# [Objective]
Skip the pictures and extract all of the lines exactly as written.

(Data entries)
┄┄┄┄┄┄┄┄┄┄┄┄┄┄┄┄┄┄┄┄
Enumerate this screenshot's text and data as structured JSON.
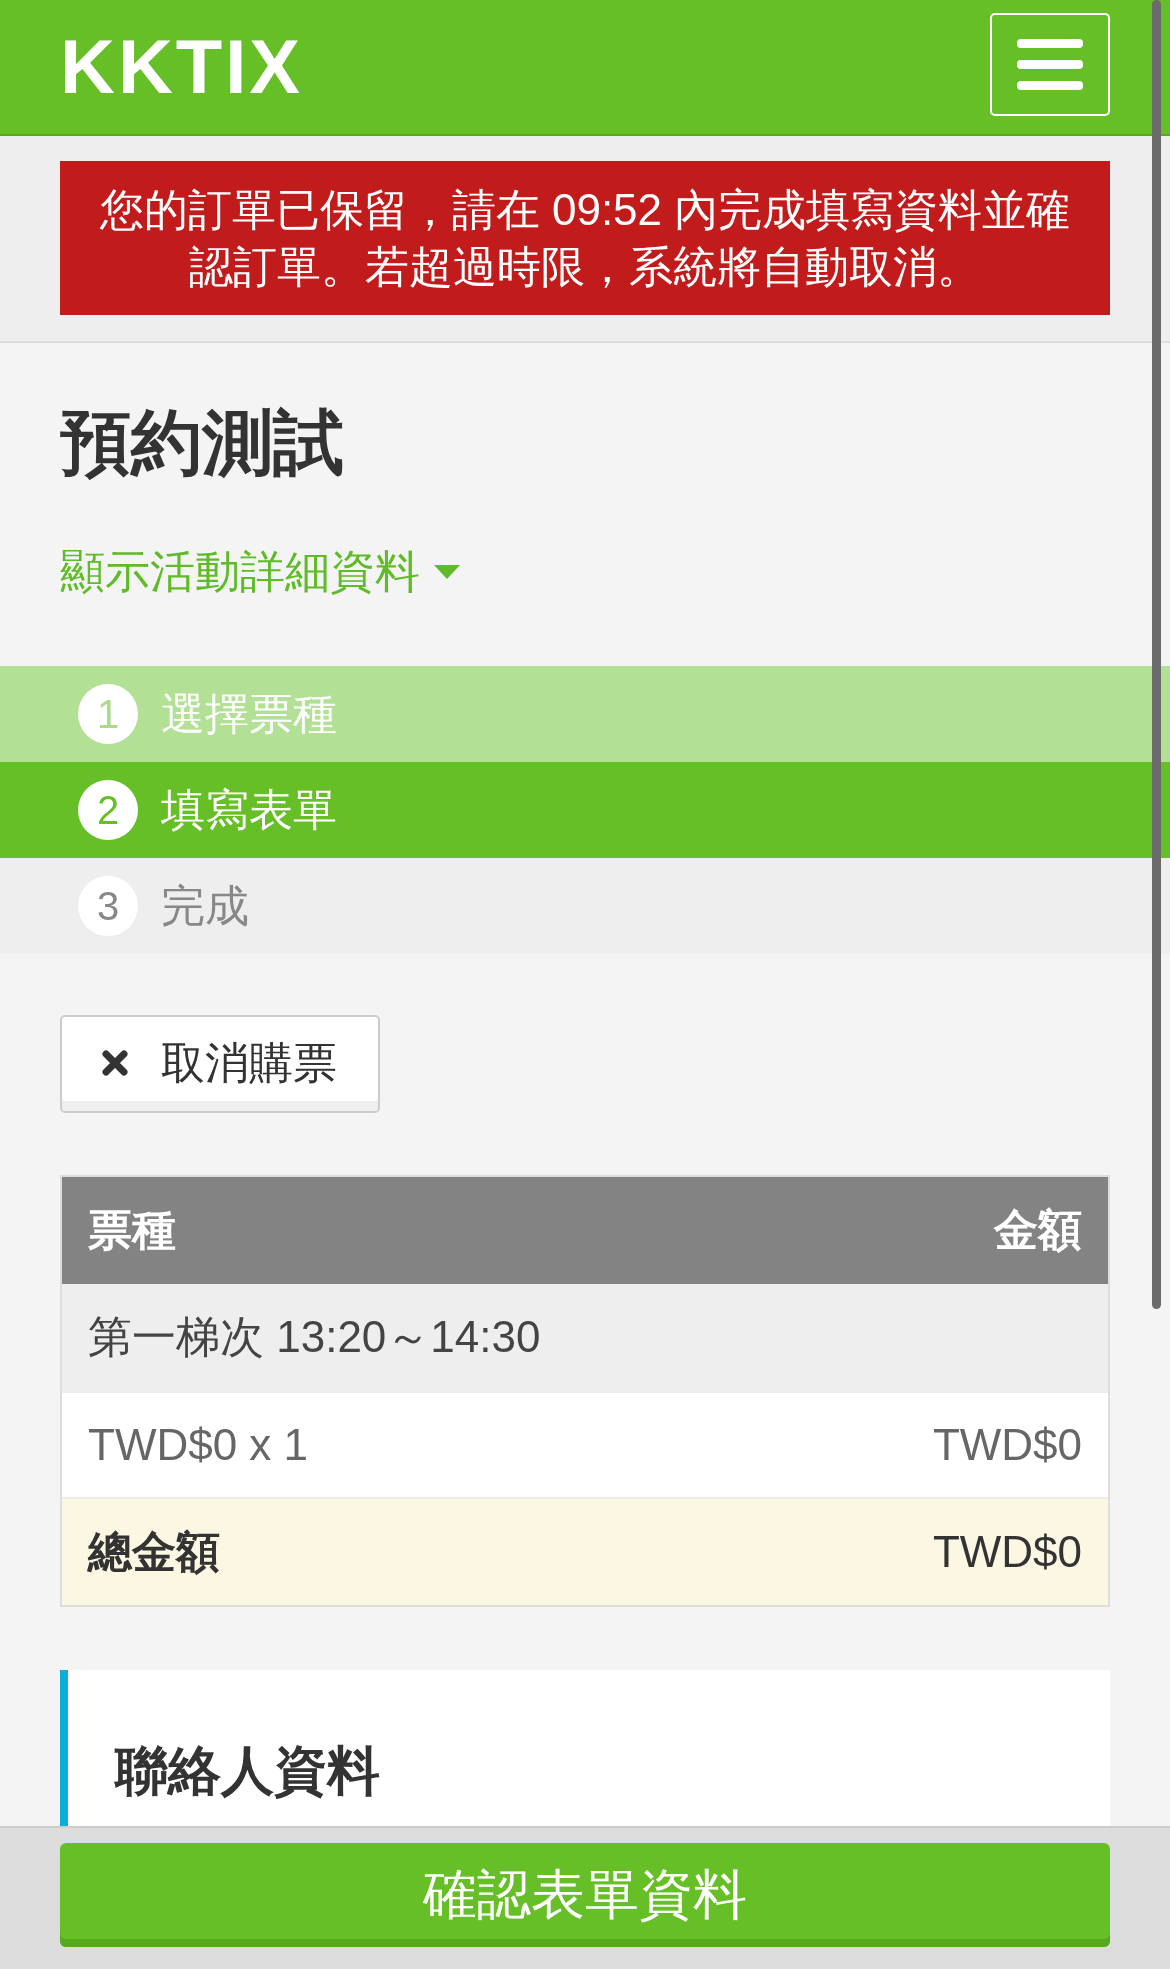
{
  "header": {
    "logo": "KKTIX"
  },
  "alert": {
    "text": "您的訂單已保留，請在 09:52 內完成填寫資料並確認訂單。若超過時限，系統將自動取消。"
  },
  "event": {
    "title": "預約測試",
    "details_link": {
      "label": "顯示活動詳細資料",
      "expanded": false
    }
  },
  "steps": [
    {
      "number": "1",
      "label": "選擇票種",
      "completed": true,
      "active": false
    },
    {
      "number": "2",
      "label": "填寫表單",
      "completed": false,
      "active": true
    },
    {
      "number": "3",
      "label": "完成",
      "completed": false,
      "active": false
    }
  ],
  "cancel_button": {
    "label": "取消購票"
  },
  "table": {
    "columns": [
      "票種",
      "金額"
    ],
    "groups": [
      {
        "title": "第一梯次 13:20～14:30",
        "rows": [
          {
            "item": "TWD$0 x 1",
            "amount": "TWD$0"
          }
        ]
      }
    ],
    "total": {
      "label": "總金額",
      "amount": "TWD$0"
    }
  },
  "contact_section": {
    "title": "聯絡人資料"
  },
  "submit_button": {
    "label": "確認表單資料"
  }
}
┄┄┄┄┄┄┄┄┄┄┄┄┄┄┄┄┄┄┄┄
# [Problem solution]
Enumerate this screenshot's text and data as structured JSON.
{
  "header": {
    "logo": "KKTIX"
  },
  "alert": {
    "text": "您的訂單已保留，請在 09:52 內完成填寫資料並確認訂單。若超過時限，系統將自動取消。"
  },
  "event": {
    "title": "預約測試",
    "details_link": {
      "label": "顯示活動詳細資料",
      "expanded": false
    }
  },
  "steps": [
    {
      "number": "1",
      "label": "選擇票種",
      "completed": true,
      "active": false
    },
    {
      "number": "2",
      "label": "填寫表單",
      "completed": false,
      "active": true
    },
    {
      "number": "3",
      "label": "完成",
      "completed": false,
      "active": false
    }
  ],
  "cancel_button": {
    "label": "取消購票"
  },
  "table": {
    "columns": [
      "票種",
      "金額"
    ],
    "groups": [
      {
        "title": "第一梯次 13:20～14:30",
        "rows": [
          {
            "item": "TWD$0 x 1",
            "amount": "TWD$0"
          }
        ]
      }
    ],
    "total": {
      "label": "總金額",
      "amount": "TWD$0"
    }
  },
  "contact_section": {
    "title": "聯絡人資料"
  },
  "submit_button": {
    "label": "確認表單資料"
  }
}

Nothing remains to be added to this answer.